Records supplied:
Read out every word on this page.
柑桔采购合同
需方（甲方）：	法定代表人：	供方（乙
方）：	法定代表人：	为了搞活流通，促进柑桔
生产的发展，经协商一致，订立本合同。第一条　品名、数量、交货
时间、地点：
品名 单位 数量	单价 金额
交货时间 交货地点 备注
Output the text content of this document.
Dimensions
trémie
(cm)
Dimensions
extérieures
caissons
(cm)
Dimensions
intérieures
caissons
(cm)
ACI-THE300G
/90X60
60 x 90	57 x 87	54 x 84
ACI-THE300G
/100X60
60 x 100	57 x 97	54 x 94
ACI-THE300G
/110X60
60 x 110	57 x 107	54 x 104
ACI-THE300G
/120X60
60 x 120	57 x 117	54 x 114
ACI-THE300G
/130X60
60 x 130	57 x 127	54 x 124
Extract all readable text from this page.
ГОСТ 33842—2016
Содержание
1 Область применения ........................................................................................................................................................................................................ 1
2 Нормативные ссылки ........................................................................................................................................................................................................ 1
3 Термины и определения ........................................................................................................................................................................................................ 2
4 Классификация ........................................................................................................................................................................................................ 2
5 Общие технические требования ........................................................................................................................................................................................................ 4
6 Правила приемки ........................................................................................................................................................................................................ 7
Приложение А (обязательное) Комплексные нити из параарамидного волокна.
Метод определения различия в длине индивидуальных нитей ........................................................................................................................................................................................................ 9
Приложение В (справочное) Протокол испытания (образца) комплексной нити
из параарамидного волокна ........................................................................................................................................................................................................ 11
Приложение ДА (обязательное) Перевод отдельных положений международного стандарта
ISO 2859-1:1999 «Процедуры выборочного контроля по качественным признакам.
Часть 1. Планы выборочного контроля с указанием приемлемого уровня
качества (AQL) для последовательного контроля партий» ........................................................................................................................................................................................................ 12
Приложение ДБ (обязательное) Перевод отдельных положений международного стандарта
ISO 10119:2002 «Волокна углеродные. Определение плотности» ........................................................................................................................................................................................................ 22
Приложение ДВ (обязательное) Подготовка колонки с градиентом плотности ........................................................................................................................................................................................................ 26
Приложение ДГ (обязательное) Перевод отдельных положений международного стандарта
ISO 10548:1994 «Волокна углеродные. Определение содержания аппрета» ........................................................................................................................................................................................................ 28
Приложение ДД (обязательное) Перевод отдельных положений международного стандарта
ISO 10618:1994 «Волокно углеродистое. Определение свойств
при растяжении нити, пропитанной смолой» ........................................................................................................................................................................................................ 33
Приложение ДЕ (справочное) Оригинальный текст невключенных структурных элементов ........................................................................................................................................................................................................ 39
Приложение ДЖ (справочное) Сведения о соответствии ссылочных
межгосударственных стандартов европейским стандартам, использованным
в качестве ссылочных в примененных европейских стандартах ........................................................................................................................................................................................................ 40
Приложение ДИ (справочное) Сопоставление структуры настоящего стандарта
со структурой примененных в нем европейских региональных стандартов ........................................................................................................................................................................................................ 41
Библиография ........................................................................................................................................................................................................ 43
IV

Directive:
Reproduce the material exactly, with every line intact.

Solution to the problem:
Read out every word on this page.
柑桔采购合同
需方（甲方）：	法定代表人：	供方（乙
方）：	法定代表人：	为了搞活流通，促进柑桔
生产的发展，经协商一致，订立本合同。第一条　品名、数量、交货
时间、地点：
品名 单位 数量	单价 金额
交货时间 交货地点 备注
Output the text content of this document.
Dimensions
trémie
(cm)
Dimensions
extérieures
caissons
(cm)
Dimensions
intérieures
caissons
(cm)
ACI-THE300G
/90X60
60 x 90	57 x 87	54 x 84
ACI-THE300G
/100X60
60 x 100	57 x 97	54 x 94
ACI-THE300G
/110X60
60 x 110	57 x 107	54 x 104
ACI-THE300G
/120X60
60 x 120	57 x 117	54 x 114
ACI-THE300G
/130X60
60 x 130	57 x 127	54 x 124
Extract all readable text from this page.
ГОСТ 33842—2016
Содержание
1 Область применения ........................................................................................................................................................................................................ 1
2 Нормативные ссылки ........................................................................................................................................................................................................ 1
3 Термины и определения ........................................................................................................................................................................................................ 2
4 Классификация ........................................................................................................................................................................................................ 2
5 Общие технические требования ........................................................................................................................................................................................................ 4
6 Правила приемки ........................................................................................................................................................................................................ 7
Приложение А (обязательное) Комплексные нити из параарамидного волокна.
Метод определения различия в длине индивидуальных нитей ........................................................................................................................................................................................................ 9
Приложение В (справочное) Протокол испытания (образца) комплексной нити
из параарамидного волокна ........................................................................................................................................................................................................ 11
Приложение ДА (обязательное) Перевод отдельных положений международного стандарта
ISO 2859-1:1999 «Процедуры выборочного контроля по качественным признакам.
Часть 1. Планы выборочного контроля с указанием приемлемого уровня
качества (AQL) для последовательного контроля партий» ........................................................................................................................................................................................................ 12
Приложение ДБ (обязательное) Перевод отдельных положений международного стандарта
ISO 10119:2002 «Волокна углеродные. Определение плотности» ........................................................................................................................................................................................................ 22
Приложение ДВ (обязательное) Подготовка колонки с градиентом плотности ........................................................................................................................................................................................................ 26
Приложение ДГ (обязательное) Перевод отдельных положений международного стандарта
ISO 10548:1994 «Волокна углеродные. Определение содержания аппрета» ........................................................................................................................................................................................................ 28
Приложение ДД (обязательное) Перевод отдельных положений международного стандарта
ISO 10618:1994 «Волокно углеродистое. Определение свойств
при растяжении нити, пропитанной смолой» ........................................................................................................................................................................................................ 33
Приложение ДЕ (справочное) Оригинальный текст невключенных структурных элементов ........................................................................................................................................................................................................ 39
Приложение ДЖ (справочное) Сведения о соответствии ссылочных
межгосударственных стандартов европейским стандартам, использованным
в качестве ссылочных в примененных европейских стандартах ........................................................................................................................................................................................................ 40
Приложение ДИ (справочное) Сопоставление структуры настоящего стандарта
со структурой примененных в нем европейских региональных стандартов ........................................................................................................................................................................................................ 41
Библиография ........................................................................................................................................................................................................ 43
IV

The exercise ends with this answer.